▶ Exercise details
Select, from the material below, each line with "标干流量" in it.

────

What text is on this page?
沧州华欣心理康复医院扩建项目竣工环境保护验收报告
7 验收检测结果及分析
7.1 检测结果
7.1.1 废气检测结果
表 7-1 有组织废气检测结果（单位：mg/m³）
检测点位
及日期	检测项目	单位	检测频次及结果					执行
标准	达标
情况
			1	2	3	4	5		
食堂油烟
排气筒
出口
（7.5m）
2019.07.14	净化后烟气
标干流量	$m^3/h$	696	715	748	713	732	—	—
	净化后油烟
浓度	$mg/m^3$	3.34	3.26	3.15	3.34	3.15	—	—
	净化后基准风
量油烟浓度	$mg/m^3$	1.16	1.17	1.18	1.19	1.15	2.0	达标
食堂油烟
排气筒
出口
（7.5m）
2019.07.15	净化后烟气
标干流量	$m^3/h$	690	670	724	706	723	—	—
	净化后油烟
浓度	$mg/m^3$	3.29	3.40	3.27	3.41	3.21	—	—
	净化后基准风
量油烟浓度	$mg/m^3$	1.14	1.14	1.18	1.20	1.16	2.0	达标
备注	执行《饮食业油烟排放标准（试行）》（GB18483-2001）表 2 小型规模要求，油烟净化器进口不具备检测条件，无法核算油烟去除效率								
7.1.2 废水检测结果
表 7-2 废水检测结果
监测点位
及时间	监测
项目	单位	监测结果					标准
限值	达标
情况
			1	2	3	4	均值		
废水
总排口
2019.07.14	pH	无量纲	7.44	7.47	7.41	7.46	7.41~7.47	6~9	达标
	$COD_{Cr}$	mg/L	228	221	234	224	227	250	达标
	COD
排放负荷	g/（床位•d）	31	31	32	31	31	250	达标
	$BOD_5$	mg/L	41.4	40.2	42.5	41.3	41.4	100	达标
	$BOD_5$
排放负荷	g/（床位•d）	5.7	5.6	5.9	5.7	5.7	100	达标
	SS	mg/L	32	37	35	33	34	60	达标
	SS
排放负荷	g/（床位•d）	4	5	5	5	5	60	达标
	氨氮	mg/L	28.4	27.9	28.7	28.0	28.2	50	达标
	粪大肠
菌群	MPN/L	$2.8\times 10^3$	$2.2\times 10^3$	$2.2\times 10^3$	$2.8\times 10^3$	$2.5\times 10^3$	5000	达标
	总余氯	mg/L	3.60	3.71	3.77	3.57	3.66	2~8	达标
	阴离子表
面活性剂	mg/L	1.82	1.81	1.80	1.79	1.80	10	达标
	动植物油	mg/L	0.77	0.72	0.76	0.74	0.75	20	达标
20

────

▶ Response below
标干流量	$m^3/h$	696	715	748	713	732	—	—
标干流量	$m^3/h$	690	670	724	706	723	—	—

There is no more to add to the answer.